Given exercise: Take the line containing "What does this" and every line after it in the data below, and print them exactly as given, with nothing else.

Task material:
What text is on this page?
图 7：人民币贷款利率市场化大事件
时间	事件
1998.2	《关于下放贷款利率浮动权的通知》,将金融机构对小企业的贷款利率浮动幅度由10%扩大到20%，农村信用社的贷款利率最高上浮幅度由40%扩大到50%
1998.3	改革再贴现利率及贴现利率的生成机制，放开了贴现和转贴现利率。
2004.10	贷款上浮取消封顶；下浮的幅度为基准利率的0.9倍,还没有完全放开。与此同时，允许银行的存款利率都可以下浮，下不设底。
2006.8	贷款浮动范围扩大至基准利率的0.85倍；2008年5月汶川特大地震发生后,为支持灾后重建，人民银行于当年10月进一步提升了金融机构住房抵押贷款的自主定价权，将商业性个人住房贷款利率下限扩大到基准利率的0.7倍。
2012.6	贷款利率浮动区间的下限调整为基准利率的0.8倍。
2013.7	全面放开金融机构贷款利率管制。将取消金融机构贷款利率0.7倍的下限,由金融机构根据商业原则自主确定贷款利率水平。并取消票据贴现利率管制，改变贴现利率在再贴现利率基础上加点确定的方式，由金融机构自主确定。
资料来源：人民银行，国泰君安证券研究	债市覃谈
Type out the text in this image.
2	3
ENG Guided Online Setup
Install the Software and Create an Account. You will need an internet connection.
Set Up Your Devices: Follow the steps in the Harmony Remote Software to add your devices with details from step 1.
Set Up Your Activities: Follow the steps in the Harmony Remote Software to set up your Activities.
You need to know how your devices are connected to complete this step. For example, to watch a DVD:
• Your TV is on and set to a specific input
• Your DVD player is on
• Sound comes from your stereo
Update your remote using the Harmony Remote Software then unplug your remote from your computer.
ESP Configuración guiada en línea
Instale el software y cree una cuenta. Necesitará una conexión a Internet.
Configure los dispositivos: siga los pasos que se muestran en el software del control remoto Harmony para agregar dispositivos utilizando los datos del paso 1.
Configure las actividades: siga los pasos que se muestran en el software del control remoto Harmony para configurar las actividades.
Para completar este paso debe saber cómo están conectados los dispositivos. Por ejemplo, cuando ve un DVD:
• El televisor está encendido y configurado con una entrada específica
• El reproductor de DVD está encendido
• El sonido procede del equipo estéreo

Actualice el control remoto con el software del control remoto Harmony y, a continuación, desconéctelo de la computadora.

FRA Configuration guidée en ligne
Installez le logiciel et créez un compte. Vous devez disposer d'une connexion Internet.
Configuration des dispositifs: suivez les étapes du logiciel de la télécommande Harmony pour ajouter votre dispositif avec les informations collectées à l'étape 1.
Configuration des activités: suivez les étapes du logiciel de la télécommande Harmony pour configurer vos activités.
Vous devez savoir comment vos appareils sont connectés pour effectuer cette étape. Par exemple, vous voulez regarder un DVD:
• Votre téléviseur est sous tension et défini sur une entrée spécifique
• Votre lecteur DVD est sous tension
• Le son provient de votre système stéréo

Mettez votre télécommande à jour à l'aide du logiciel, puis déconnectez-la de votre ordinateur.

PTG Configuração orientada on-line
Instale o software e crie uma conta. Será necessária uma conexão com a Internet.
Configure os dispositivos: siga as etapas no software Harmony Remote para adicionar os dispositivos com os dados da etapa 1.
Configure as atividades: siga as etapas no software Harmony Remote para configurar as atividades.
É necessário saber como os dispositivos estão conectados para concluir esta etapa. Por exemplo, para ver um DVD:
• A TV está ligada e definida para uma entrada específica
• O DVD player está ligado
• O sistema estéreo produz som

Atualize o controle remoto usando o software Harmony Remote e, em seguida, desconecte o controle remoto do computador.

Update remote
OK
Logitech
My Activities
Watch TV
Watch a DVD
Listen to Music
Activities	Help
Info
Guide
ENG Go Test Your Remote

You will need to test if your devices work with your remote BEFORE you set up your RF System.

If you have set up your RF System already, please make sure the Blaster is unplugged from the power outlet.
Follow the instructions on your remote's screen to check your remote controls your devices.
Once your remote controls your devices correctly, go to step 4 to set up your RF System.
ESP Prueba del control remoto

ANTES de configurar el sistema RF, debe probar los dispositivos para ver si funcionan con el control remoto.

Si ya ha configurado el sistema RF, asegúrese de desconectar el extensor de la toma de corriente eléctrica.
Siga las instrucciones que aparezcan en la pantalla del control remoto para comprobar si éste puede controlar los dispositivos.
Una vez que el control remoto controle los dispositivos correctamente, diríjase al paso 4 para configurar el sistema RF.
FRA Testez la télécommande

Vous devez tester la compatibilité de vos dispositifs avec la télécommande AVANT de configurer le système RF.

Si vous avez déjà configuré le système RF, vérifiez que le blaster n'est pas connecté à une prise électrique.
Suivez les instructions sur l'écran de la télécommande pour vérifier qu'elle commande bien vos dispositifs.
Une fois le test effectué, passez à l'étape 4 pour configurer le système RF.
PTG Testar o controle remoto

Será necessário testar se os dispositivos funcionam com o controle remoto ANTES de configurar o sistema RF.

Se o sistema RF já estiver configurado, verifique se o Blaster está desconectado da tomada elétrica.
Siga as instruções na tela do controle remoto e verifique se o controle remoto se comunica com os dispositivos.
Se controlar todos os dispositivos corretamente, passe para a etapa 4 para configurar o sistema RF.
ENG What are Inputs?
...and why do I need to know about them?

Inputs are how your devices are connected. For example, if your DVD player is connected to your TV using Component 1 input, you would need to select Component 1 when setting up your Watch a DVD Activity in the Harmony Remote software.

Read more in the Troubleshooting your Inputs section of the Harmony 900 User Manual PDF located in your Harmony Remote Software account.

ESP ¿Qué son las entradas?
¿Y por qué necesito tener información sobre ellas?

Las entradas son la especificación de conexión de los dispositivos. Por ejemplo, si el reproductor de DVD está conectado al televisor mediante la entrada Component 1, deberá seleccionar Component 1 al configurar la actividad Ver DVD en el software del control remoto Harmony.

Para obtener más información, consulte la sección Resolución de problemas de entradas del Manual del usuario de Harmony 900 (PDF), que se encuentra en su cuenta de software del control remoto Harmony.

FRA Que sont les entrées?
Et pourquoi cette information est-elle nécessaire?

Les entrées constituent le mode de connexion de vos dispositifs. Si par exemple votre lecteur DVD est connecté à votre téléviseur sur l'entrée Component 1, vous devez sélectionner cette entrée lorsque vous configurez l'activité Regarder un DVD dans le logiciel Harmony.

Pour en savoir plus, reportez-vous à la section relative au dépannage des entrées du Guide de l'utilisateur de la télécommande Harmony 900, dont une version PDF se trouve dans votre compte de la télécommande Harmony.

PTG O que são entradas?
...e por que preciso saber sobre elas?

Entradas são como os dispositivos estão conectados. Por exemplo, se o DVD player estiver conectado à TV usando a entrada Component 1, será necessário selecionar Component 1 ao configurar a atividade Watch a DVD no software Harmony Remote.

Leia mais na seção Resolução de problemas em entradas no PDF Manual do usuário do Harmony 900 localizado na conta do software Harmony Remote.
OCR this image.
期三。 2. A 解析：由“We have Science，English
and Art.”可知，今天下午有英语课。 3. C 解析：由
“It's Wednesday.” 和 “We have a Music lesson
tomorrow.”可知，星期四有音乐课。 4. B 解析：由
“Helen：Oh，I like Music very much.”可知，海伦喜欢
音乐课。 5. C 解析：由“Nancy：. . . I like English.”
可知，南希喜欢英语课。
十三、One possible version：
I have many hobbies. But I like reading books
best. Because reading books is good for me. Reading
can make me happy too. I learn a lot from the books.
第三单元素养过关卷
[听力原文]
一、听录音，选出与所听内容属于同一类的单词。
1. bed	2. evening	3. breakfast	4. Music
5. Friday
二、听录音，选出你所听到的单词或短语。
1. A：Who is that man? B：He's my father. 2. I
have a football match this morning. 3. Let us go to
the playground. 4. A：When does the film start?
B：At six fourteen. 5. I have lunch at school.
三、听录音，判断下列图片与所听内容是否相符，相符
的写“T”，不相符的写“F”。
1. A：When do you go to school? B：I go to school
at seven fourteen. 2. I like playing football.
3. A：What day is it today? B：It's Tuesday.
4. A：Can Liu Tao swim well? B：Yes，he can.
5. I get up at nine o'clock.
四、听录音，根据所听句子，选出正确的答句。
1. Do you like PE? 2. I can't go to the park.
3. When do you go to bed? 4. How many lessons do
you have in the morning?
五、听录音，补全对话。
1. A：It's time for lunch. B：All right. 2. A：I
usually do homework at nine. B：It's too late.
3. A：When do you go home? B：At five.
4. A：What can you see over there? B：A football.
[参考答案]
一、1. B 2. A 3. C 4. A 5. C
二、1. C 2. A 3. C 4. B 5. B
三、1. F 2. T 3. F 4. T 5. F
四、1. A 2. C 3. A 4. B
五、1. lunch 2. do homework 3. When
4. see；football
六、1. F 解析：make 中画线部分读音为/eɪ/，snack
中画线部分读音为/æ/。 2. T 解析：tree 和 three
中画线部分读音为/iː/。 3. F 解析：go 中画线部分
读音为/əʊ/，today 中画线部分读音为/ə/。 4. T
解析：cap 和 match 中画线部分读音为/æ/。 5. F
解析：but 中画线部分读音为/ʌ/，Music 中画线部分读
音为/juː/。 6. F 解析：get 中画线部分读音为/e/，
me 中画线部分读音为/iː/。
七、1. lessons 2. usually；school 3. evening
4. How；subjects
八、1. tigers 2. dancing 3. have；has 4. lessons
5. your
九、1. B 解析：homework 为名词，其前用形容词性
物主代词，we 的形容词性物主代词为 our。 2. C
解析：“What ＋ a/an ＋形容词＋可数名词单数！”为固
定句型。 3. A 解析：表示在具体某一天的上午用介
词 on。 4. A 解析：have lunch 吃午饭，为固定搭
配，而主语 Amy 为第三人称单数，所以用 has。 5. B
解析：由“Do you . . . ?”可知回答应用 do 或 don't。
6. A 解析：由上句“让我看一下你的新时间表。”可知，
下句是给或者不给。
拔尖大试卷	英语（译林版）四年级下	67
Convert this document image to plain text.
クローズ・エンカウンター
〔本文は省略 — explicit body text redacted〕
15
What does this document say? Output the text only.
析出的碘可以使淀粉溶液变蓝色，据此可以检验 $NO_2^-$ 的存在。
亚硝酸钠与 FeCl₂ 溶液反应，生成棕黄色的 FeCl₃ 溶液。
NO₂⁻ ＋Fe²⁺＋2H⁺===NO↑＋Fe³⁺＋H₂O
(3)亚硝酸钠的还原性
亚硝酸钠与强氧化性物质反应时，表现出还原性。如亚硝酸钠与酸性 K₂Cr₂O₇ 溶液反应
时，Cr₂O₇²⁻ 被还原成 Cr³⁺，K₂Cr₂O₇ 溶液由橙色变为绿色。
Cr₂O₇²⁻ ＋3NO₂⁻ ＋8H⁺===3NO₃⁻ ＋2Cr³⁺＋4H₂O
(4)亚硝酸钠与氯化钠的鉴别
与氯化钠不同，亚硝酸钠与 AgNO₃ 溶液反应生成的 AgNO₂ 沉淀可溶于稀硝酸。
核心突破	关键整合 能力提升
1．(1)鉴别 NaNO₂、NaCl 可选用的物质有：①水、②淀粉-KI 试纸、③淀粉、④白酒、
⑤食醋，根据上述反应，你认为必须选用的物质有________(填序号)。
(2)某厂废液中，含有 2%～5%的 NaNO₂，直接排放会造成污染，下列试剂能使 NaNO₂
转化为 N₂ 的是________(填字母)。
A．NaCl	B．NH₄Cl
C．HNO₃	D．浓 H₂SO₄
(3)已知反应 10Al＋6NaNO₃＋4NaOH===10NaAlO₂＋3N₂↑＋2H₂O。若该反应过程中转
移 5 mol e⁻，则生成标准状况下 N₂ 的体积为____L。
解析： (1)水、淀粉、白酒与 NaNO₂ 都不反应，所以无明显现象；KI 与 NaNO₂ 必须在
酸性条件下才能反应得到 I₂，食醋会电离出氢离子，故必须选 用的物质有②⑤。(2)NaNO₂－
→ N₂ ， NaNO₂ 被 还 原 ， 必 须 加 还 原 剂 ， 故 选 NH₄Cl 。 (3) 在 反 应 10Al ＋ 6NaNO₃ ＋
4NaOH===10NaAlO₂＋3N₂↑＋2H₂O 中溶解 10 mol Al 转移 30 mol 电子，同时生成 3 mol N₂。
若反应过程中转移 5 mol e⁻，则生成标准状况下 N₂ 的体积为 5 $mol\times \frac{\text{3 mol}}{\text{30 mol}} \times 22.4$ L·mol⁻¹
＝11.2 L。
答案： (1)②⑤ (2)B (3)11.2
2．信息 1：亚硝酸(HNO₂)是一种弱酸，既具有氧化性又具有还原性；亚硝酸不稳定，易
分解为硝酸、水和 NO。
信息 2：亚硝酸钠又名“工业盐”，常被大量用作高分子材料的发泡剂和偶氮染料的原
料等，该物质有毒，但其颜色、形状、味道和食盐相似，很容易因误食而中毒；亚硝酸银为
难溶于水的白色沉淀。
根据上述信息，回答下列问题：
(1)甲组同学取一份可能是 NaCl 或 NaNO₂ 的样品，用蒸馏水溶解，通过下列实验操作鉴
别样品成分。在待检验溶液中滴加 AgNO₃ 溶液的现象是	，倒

Answer to the task:
What does this document say? Output the text only.
析出的碘可以使淀粉溶液变蓝色，据此可以检验 $NO_2^-$ 的存在。
亚硝酸钠与 FeCl₂ 溶液反应，生成棕黄色的 FeCl₃ 溶液。
NO₂⁻ ＋Fe²⁺＋2H⁺===NO↑＋Fe³⁺＋H₂O
(3)亚硝酸钠的还原性
亚硝酸钠与强氧化性物质反应时，表现出还原性。如亚硝酸钠与酸性 K₂Cr₂O₇ 溶液反应
时，Cr₂O₇²⁻ 被还原成 Cr³⁺，K₂Cr₂O₇ 溶液由橙色变为绿色。
Cr₂O₇²⁻ ＋3NO₂⁻ ＋8H⁺===3NO₃⁻ ＋2Cr³⁺＋4H₂O
(4)亚硝酸钠与氯化钠的鉴别
与氯化钠不同，亚硝酸钠与 AgNO₃ 溶液反应生成的 AgNO₂ 沉淀可溶于稀硝酸。
核心突破	关键整合 能力提升
1．(1)鉴别 NaNO₂、NaCl 可选用的物质有：①水、②淀粉-KI 试纸、③淀粉、④白酒、
⑤食醋，根据上述反应，你认为必须选用的物质有________(填序号)。
(2)某厂废液中，含有 2%～5%的 NaNO₂，直接排放会造成污染，下列试剂能使 NaNO₂
转化为 N₂ 的是________(填字母)。
A．NaCl	B．NH₄Cl
C．HNO₃	D．浓 H₂SO₄
(3)已知反应 10Al＋6NaNO₃＋4NaOH===10NaAlO₂＋3N₂↑＋2H₂O。若该反应过程中转
移 5 mol e⁻，则生成标准状况下 N₂ 的体积为____L。
解析： (1)水、淀粉、白酒与 NaNO₂ 都不反应，所以无明显现象；KI 与 NaNO₂ 必须在
酸性条件下才能反应得到 I₂，食醋会电离出氢离子，故必须选 用的物质有②⑤。(2)NaNO₂－
→ N₂ ， NaNO₂ 被 还 原 ， 必 须 加 还 原 剂 ， 故 选 NH₄Cl 。 (3) 在 反 应 10Al ＋ 6NaNO₃ ＋
4NaOH===10NaAlO₂＋3N₂↑＋2H₂O 中溶解 10 mol Al 转移 30 mol 电子，同时生成 3 mol N₂。
若反应过程中转移 5 mol e⁻，则生成标准状况下 N₂ 的体积为 5 $mol\times \frac{\text{3 mol}}{\text{30 mol}} \times 22.4$ L·mol⁻¹
＝11.2 L。
答案： (1)②⑤ (2)B (3)11.2
2．信息 1：亚硝酸(HNO₂)是一种弱酸，既具有氧化性又具有还原性；亚硝酸不稳定，易
分解为硝酸、水和 NO。
信息 2：亚硝酸钠又名“工业盐”，常被大量用作高分子材料的发泡剂和偶氮染料的原
料等，该物质有毒，但其颜色、形状、味道和食盐相似，很容易因误食而中毒；亚硝酸银为
难溶于水的白色沉淀。
根据上述信息，回答下列问题：
(1)甲组同学取一份可能是 NaCl 或 NaNO₂ 的样品，用蒸馏水溶解，通过下列实验操作鉴
别样品成分。在待检验溶液中滴加 AgNO₃ 溶液的现象是	，倒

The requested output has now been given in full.